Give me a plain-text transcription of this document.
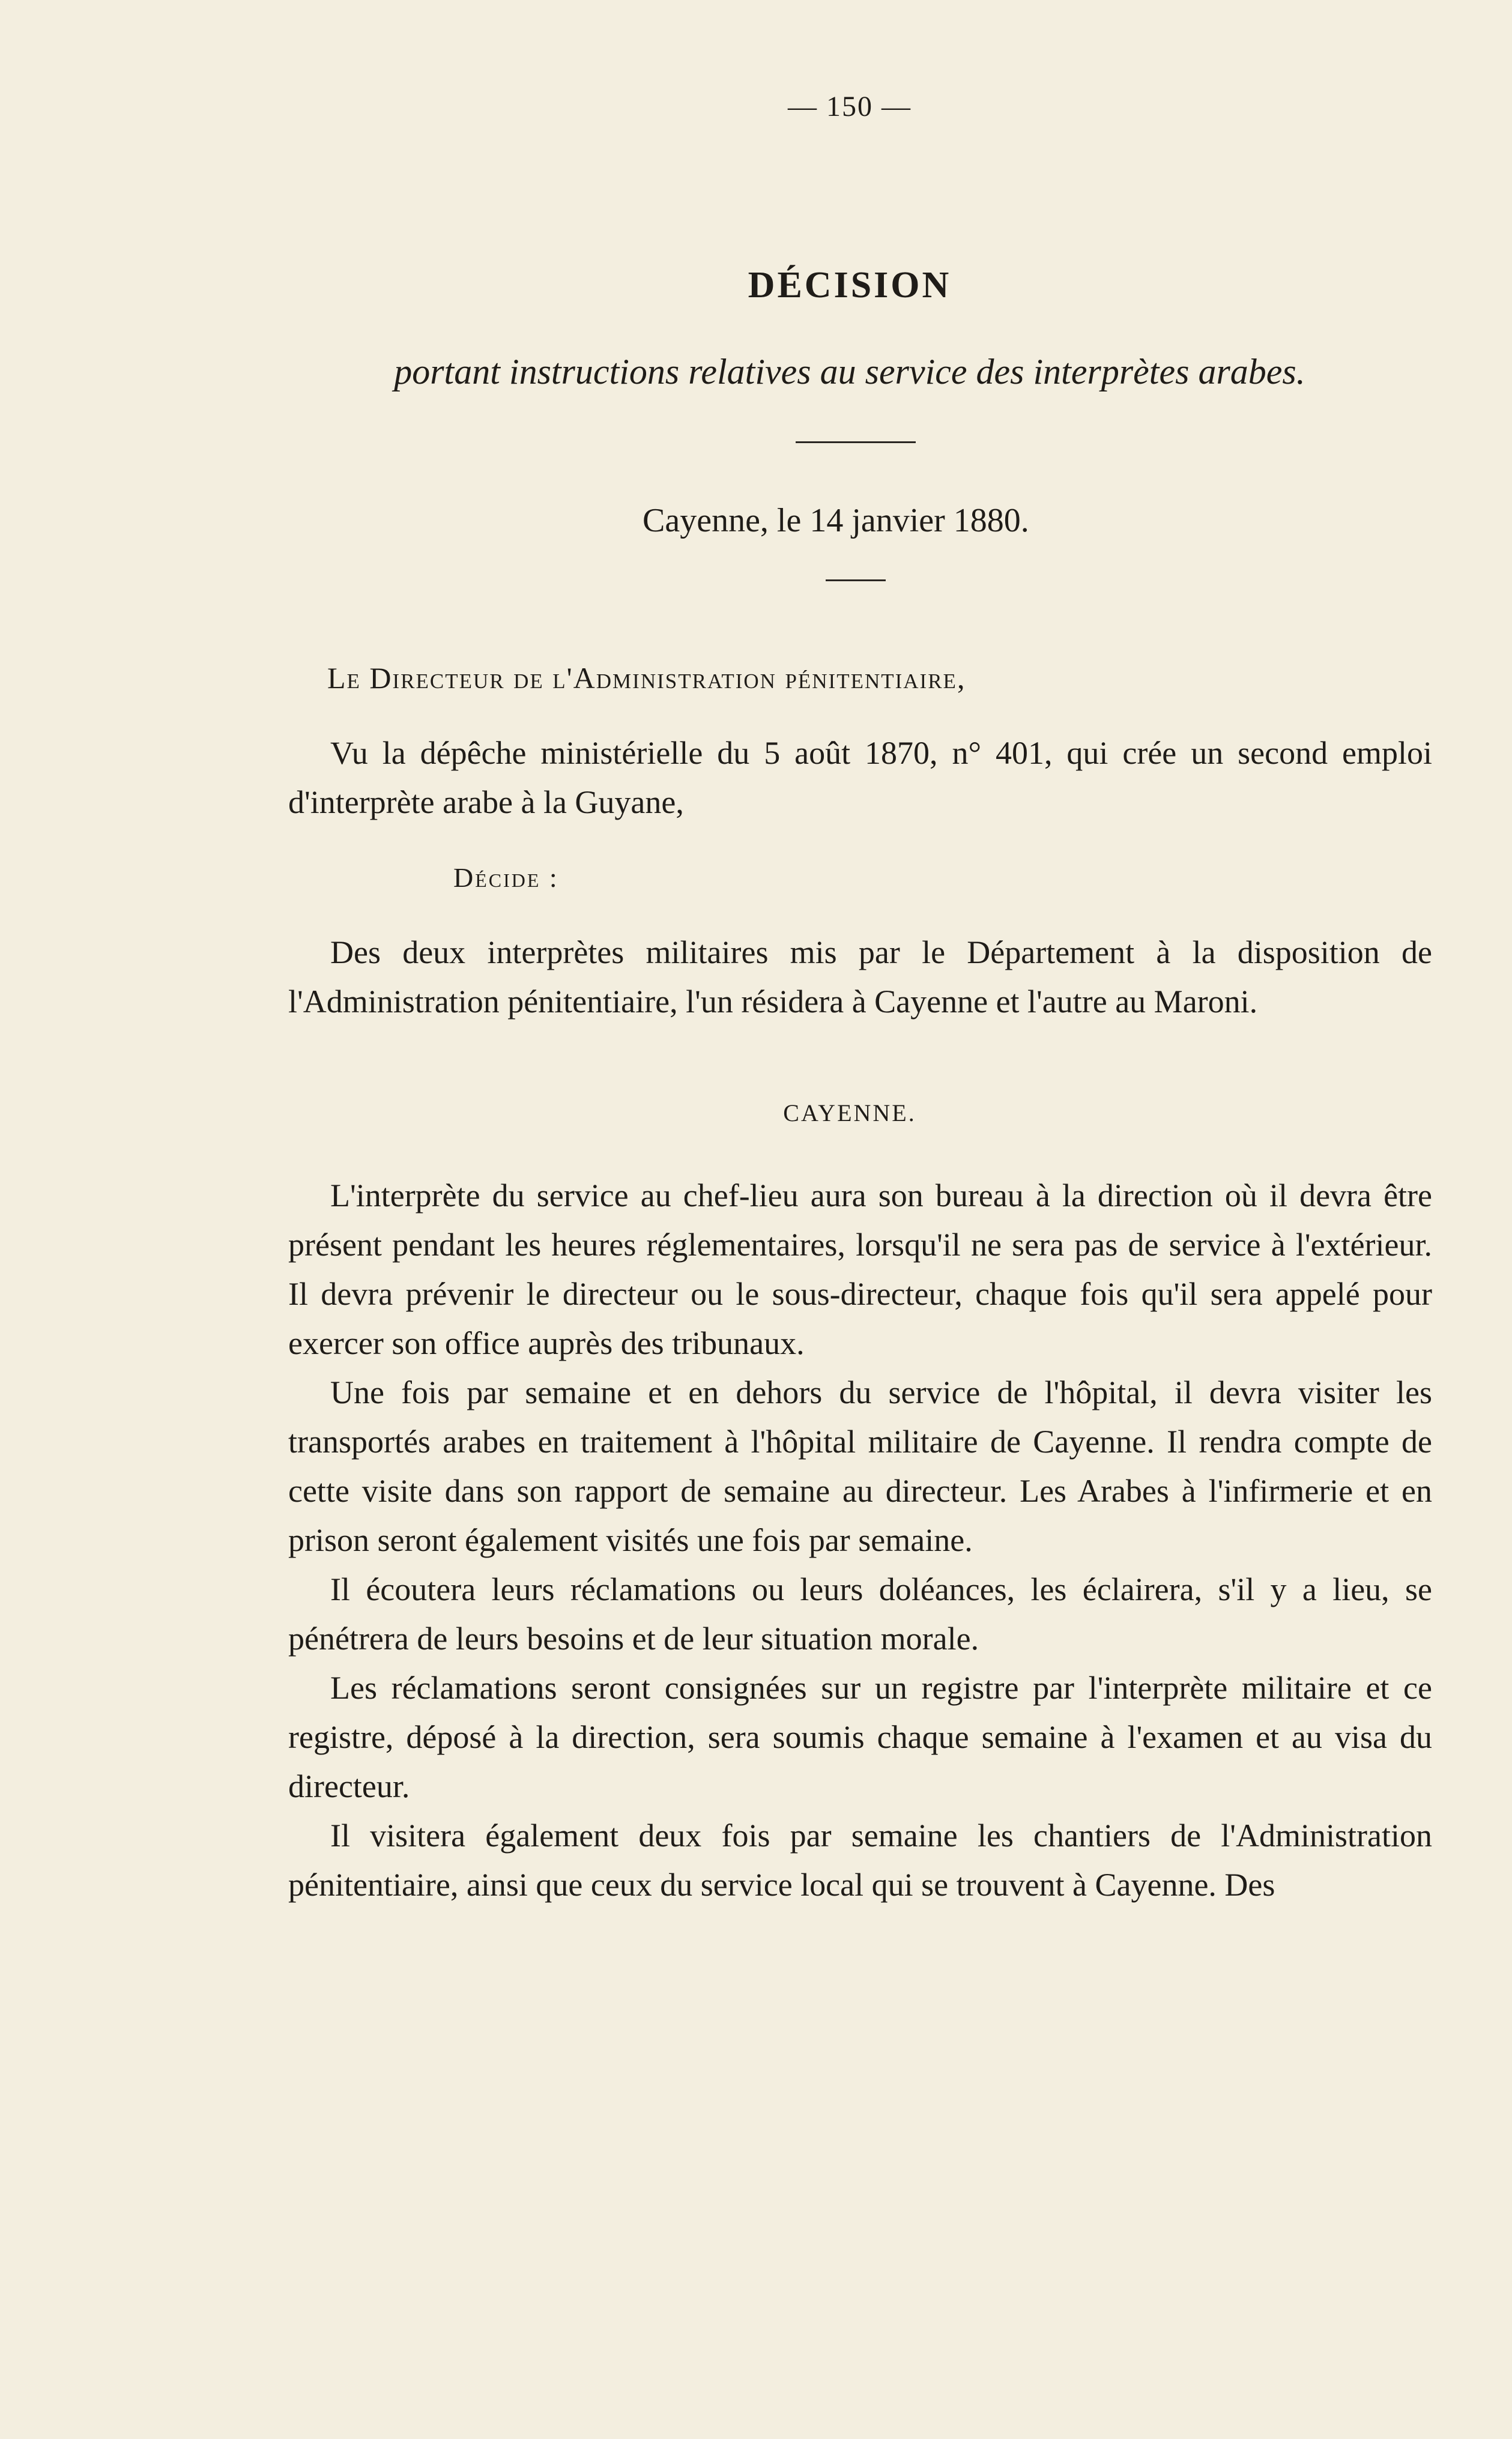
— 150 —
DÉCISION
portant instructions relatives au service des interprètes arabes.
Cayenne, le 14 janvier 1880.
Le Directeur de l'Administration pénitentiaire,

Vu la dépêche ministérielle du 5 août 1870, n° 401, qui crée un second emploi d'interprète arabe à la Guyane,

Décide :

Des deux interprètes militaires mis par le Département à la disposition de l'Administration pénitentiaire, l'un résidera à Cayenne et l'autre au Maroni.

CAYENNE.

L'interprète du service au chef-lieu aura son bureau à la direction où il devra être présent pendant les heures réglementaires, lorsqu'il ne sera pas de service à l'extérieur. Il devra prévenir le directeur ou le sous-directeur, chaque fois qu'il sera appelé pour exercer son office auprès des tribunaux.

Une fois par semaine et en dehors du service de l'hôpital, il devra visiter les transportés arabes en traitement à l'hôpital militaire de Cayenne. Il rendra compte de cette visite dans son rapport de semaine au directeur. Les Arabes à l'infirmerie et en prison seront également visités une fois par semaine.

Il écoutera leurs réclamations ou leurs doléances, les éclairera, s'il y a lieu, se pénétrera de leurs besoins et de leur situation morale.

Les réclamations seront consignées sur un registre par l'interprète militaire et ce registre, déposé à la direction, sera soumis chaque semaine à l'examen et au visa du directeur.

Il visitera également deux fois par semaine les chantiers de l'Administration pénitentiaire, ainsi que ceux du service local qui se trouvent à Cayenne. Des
::::
--- STATED GOAL ---
State how many lines of the listing above include the word "devra". Give nothing but the number.

--- COMPLETED TASK ---
2